-- INSTRUCTIONS TO FOLLOW --
Can you reproduce the records word for word, beginning at their first line and stopping after the line that contains "text-line: comparison by"?

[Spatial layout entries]

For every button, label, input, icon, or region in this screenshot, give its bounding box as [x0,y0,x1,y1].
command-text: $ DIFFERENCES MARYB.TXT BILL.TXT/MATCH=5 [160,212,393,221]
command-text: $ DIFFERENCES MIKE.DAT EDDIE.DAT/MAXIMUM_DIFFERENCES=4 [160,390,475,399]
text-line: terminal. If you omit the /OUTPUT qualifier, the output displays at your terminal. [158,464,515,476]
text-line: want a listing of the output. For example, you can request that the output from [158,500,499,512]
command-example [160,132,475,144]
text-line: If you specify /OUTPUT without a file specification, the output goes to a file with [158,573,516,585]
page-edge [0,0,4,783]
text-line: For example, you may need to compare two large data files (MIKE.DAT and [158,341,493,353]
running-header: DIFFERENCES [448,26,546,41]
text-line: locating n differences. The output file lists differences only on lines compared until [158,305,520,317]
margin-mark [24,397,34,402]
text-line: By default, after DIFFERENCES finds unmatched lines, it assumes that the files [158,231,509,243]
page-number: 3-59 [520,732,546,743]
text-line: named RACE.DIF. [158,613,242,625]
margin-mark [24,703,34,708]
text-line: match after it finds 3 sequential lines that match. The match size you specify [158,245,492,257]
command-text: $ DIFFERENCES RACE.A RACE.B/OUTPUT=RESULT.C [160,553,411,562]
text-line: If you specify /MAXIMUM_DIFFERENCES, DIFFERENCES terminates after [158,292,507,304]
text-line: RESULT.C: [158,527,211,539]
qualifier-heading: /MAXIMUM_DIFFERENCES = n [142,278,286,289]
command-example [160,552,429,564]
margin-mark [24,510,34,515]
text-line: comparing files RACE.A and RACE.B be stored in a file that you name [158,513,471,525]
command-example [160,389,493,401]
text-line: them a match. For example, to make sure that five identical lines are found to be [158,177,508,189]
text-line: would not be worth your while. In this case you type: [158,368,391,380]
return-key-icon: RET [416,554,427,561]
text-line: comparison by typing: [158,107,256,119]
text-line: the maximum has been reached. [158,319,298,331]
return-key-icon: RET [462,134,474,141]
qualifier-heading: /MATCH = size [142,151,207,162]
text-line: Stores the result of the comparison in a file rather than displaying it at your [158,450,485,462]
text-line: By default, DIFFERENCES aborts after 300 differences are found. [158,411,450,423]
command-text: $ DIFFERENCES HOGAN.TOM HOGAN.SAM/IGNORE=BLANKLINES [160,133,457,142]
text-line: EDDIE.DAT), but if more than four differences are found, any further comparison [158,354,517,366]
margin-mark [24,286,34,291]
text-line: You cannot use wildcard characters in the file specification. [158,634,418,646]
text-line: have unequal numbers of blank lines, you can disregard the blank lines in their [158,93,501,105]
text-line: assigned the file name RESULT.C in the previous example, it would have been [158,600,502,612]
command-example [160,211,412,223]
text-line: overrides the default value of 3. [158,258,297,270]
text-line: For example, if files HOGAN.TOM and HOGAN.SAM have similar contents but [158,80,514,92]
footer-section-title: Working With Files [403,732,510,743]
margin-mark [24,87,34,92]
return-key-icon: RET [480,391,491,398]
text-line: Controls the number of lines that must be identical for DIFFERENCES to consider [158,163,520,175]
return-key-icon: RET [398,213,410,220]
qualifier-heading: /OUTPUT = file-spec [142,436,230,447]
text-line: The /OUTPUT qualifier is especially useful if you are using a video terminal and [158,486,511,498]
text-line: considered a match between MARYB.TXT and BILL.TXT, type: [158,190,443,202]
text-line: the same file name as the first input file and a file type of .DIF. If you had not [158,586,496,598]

-- PROBLEM SOLUTION --
For every button, label, input, icon, or region in this screenshot, give its bounding box as [x0,y0,x1,y1].
command-text: $ DIFFERENCES MARYB.TXT BILL.TXT/MATCH=5 [160,212,393,221]
command-text: $ DIFFERENCES MIKE.DAT EDDIE.DAT/MAXIMUM_DIFFERENCES=4 [160,390,475,399]
text-line: terminal. If you omit the /OUTPUT qualifier, the output displays at your terminal. [158,464,515,476]
text-line: want a listing of the output. For example, you can request that the output from [158,500,499,512]
command-example [160,132,475,144]
text-line: If you specify /OUTPUT without a file specification, the output goes to a file with [158,573,516,585]
page-edge [0,0,4,783]
text-line: For example, you may need to compare two large data files (MIKE.DAT and [158,341,493,353]
running-header: DIFFERENCES [448,26,546,41]
text-line: locating n differences. The output file lists differences only on lines compared until [158,305,520,317]
margin-mark [24,397,34,402]
text-line: By default, after DIFFERENCES finds unmatched lines, it assumes that the files [158,231,509,243]
page-number: 3-59 [520,732,546,743]
text-line: named RACE.DIF. [158,613,242,625]
margin-mark [24,703,34,708]
text-line: match after it finds 3 sequential lines that match. The match size you specify [158,245,492,257]
command-text: $ DIFFERENCES RACE.A RACE.B/OUTPUT=RESULT.C [160,553,411,562]
text-line: If you specify /MAXIMUM_DIFFERENCES, DIFFERENCES terminates after [158,292,507,304]
text-line: RESULT.C: [158,527,211,539]
qualifier-heading: /MAXIMUM_DIFFERENCES = n [142,278,286,289]
command-example [160,552,429,564]
margin-mark [24,510,34,515]
text-line: comparing files RACE.A and RACE.B be stored in a file that you name [158,513,471,525]
command-example [160,389,493,401]
text-line: them a match. For example, to make sure that five identical lines are found to be [158,177,508,189]
text-line: would not be worth your while. In this case you type: [158,368,391,380]
return-key-icon: RET [416,554,427,561]
text-line: comparison by typing: [158,107,256,119]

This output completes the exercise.